— start Listing —

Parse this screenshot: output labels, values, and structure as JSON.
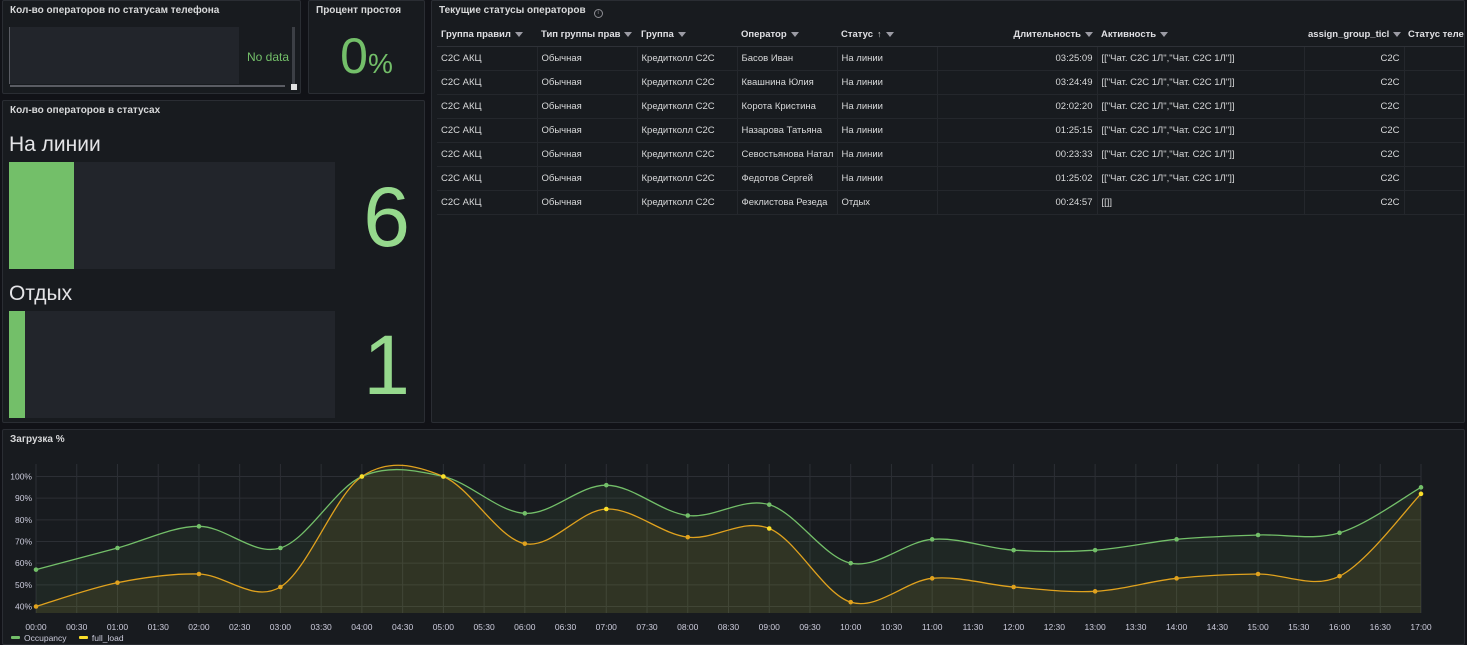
{
  "panels": {
    "phone_status": {
      "title": "Кол-во операторов по статусам телефона",
      "no_data": "No data"
    },
    "idle_percent": {
      "title": "Процент простоя",
      "value": "0",
      "unit": "%"
    },
    "status_count": {
      "title": "Кол-во операторов в статусах",
      "rows": [
        {
          "label": "На линии",
          "value": "6",
          "fill_fraction": 0.02
        },
        {
          "label": "Отдых",
          "value": "1",
          "fill_fraction": 0.005
        }
      ]
    },
    "current_status": {
      "title": "Текущие статусы операторов",
      "info_icon": "info-icon",
      "columns": [
        "Группа правил",
        "Тип группы прав",
        "Группа",
        "Оператор",
        "Статус",
        "Длительность",
        "Активность",
        "assign_group_ticl",
        "Статус теле"
      ],
      "sorted_column": "Статус",
      "rows": [
        [
          "C2C АКЦ",
          "Обычная",
          "Кредитколл С2С",
          "Басов Иван",
          "На линии",
          "03:25:09",
          "[[\"Чат. С2С 1Л\",\"Чат. С2С 1Л\"]]",
          "C2C",
          ""
        ],
        [
          "C2C АКЦ",
          "Обычная",
          "Кредитколл С2С",
          "Квашнина Юлия",
          "На линии",
          "03:24:49",
          "[[\"Чат. С2С 1Л\",\"Чат. С2С 1Л\"]]",
          "C2C",
          ""
        ],
        [
          "C2C АКЦ",
          "Обычная",
          "Кредитколл С2С",
          "Корота Кристина",
          "На линии",
          "02:02:20",
          "[[\"Чат. С2С 1Л\",\"Чат. С2С 1Л\"]]",
          "C2C",
          ""
        ],
        [
          "C2C АКЦ",
          "Обычная",
          "Кредитколл С2С",
          "Назарова Татьяна",
          "На линии",
          "01:25:15",
          "[[\"Чат. С2С 1Л\",\"Чат. С2С 1Л\"]]",
          "C2C",
          ""
        ],
        [
          "C2C АКЦ",
          "Обычная",
          "Кредитколл С2С",
          "Севостьянова Натал",
          "На линии",
          "00:23:33",
          "[[\"Чат. С2С 1Л\",\"Чат. С2С 1Л\"]]",
          "C2C",
          ""
        ],
        [
          "C2C АКЦ",
          "Обычная",
          "Кредитколл С2С",
          "Федотов Сергей",
          "На линии",
          "01:25:02",
          "[[\"Чат. С2С 1Л\",\"Чат. С2С 1Л\"]]",
          "C2C",
          ""
        ],
        [
          "C2C АКЦ",
          "Обычная",
          "Кредитколл С2С",
          "Феклистова Резеда",
          "Отдых",
          "00:24:57",
          "[[]]",
          "C2C",
          ""
        ]
      ]
    },
    "load": {
      "title": "Загрузка %"
    }
  },
  "colors": {
    "occupancy": "#73bf69",
    "full_load": "#fade2a",
    "full_load_line": "#e0a21e",
    "background": "#181b1f",
    "grid": "#2c2f35"
  },
  "chart_data": {
    "type": "line",
    "title": "Загрузка %",
    "x": [
      "00:00",
      "01:00",
      "02:00",
      "03:00",
      "04:00",
      "05:00",
      "06:00",
      "07:00",
      "08:00",
      "09:00",
      "10:00",
      "11:00",
      "12:00",
      "13:00",
      "14:00",
      "15:00",
      "16:00",
      "17:00"
    ],
    "x_ticks": [
      "00:00",
      "00:30",
      "01:00",
      "01:30",
      "02:00",
      "02:30",
      "03:00",
      "03:30",
      "04:00",
      "04:30",
      "05:00",
      "05:30",
      "06:00",
      "06:30",
      "07:00",
      "07:30",
      "08:00",
      "08:30",
      "09:00",
      "09:30",
      "10:00",
      "10:30",
      "11:00",
      "11:30",
      "12:00",
      "12:30",
      "13:00",
      "13:30",
      "14:00",
      "14:30",
      "15:00",
      "15:30",
      "16:00",
      "16:30",
      "17:00"
    ],
    "y_ticks": [
      "40%",
      "50%",
      "60%",
      "70%",
      "80%",
      "90%",
      "100%"
    ],
    "ylim": [
      37,
      103
    ],
    "series": [
      {
        "name": "Occupancy",
        "values": [
          57,
          67,
          77,
          67,
          100,
          100,
          83,
          96,
          82,
          87,
          60,
          71,
          66,
          66,
          71,
          73,
          74,
          95
        ]
      },
      {
        "name": "full_load",
        "values": [
          40,
          51,
          55,
          49,
          100,
          100,
          69,
          85,
          72,
          76,
          42,
          53,
          49,
          47,
          53,
          55,
          54,
          92
        ]
      }
    ],
    "legend_position": "bottom-left",
    "grid": true,
    "area_fill": true
  }
}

— end Listing —

• [Short exercise]
Copy out every line of the material above exactly, skipping the pictures.

• [Full output]
Parse this screenshot: output labels, values, and structure as JSON.
{
  "panels": {
    "phone_status": {
      "title": "Кол-во операторов по статусам телефона",
      "no_data": "No data"
    },
    "idle_percent": {
      "title": "Процент простоя",
      "value": "0",
      "unit": "%"
    },
    "status_count": {
      "title": "Кол-во операторов в статусах",
      "rows": [
        {
          "label": "На линии",
          "value": "6",
          "fill_fraction": 0.02
        },
        {
          "label": "Отдых",
          "value": "1",
          "fill_fraction": 0.005
        }
      ]
    },
    "current_status": {
      "title": "Текущие статусы операторов",
      "info_icon": "info-icon",
      "columns": [
        "Группа правил",
        "Тип группы прав",
        "Группа",
        "Оператор",
        "Статус",
        "Длительность",
        "Активность",
        "assign_group_ticl",
        "Статус теле"
      ],
      "sorted_column": "Статус",
      "rows": [
        [
          "C2C АКЦ",
          "Обычная",
          "Кредитколл С2С",
          "Басов Иван",
          "На линии",
          "03:25:09",
          "[[\"Чат. С2С 1Л\",\"Чат. С2С 1Л\"]]",
          "C2C",
          ""
        ],
        [
          "C2C АКЦ",
          "Обычная",
          "Кредитколл С2С",
          "Квашнина Юлия",
          "На линии",
          "03:24:49",
          "[[\"Чат. С2С 1Л\",\"Чат. С2С 1Л\"]]",
          "C2C",
          ""
        ],
        [
          "C2C АКЦ",
          "Обычная",
          "Кредитколл С2С",
          "Корота Кристина",
          "На линии",
          "02:02:20",
          "[[\"Чат. С2С 1Л\",\"Чат. С2С 1Л\"]]",
          "C2C",
          ""
        ],
        [
          "C2C АКЦ",
          "Обычная",
          "Кредитколл С2С",
          "Назарова Татьяна",
          "На линии",
          "01:25:15",
          "[[\"Чат. С2С 1Л\",\"Чат. С2С 1Л\"]]",
          "C2C",
          ""
        ],
        [
          "C2C АКЦ",
          "Обычная",
          "Кредитколл С2С",
          "Севостьянова Натал",
          "На линии",
          "00:23:33",
          "[[\"Чат. С2С 1Л\",\"Чат. С2С 1Л\"]]",
          "C2C",
          ""
        ],
        [
          "C2C АКЦ",
          "Обычная",
          "Кредитколл С2С",
          "Федотов Сергей",
          "На линии",
          "01:25:02",
          "[[\"Чат. С2С 1Л\",\"Чат. С2С 1Л\"]]",
          "C2C",
          ""
        ],
        [
          "C2C АКЦ",
          "Обычная",
          "Кредитколл С2С",
          "Феклистова Резеда",
          "Отдых",
          "00:24:57",
          "[[]]",
          "C2C",
          ""
        ]
      ]
    },
    "load": {
      "title": "Загрузка %"
    }
  },
  "colors": {
    "occupancy": "#73bf69",
    "full_load": "#fade2a",
    "full_load_line": "#e0a21e",
    "background": "#181b1f",
    "grid": "#2c2f35"
  },
  "chart_data": {
    "type": "line",
    "title": "Загрузка %",
    "x": [
      "00:00",
      "01:00",
      "02:00",
      "03:00",
      "04:00",
      "05:00",
      "06:00",
      "07:00",
      "08:00",
      "09:00",
      "10:00",
      "11:00",
      "12:00",
      "13:00",
      "14:00",
      "15:00",
      "16:00",
      "17:00"
    ],
    "x_ticks": [
      "00:00",
      "00:30",
      "01:00",
      "01:30",
      "02:00",
      "02:30",
      "03:00",
      "03:30",
      "04:00",
      "04:30",
      "05:00",
      "05:30",
      "06:00",
      "06:30",
      "07:00",
      "07:30",
      "08:00",
      "08:30",
      "09:00",
      "09:30",
      "10:00",
      "10:30",
      "11:00",
      "11:30",
      "12:00",
      "12:30",
      "13:00",
      "13:30",
      "14:00",
      "14:30",
      "15:00",
      "15:30",
      "16:00",
      "16:30",
      "17:00"
    ],
    "y_ticks": [
      "40%",
      "50%",
      "60%",
      "70%",
      "80%",
      "90%",
      "100%"
    ],
    "ylim": [
      37,
      103
    ],
    "series": [
      {
        "name": "Occupancy",
        "values": [
          57,
          67,
          77,
          67,
          100,
          100,
          83,
          96,
          82,
          87,
          60,
          71,
          66,
          66,
          71,
          73,
          74,
          95
        ]
      },
      {
        "name": "full_load",
        "values": [
          40,
          51,
          55,
          49,
          100,
          100,
          69,
          85,
          72,
          76,
          42,
          53,
          49,
          47,
          53,
          55,
          54,
          92
        ]
      }
    ],
    "legend_position": "bottom-left",
    "grid": true,
    "area_fill": true
  }
}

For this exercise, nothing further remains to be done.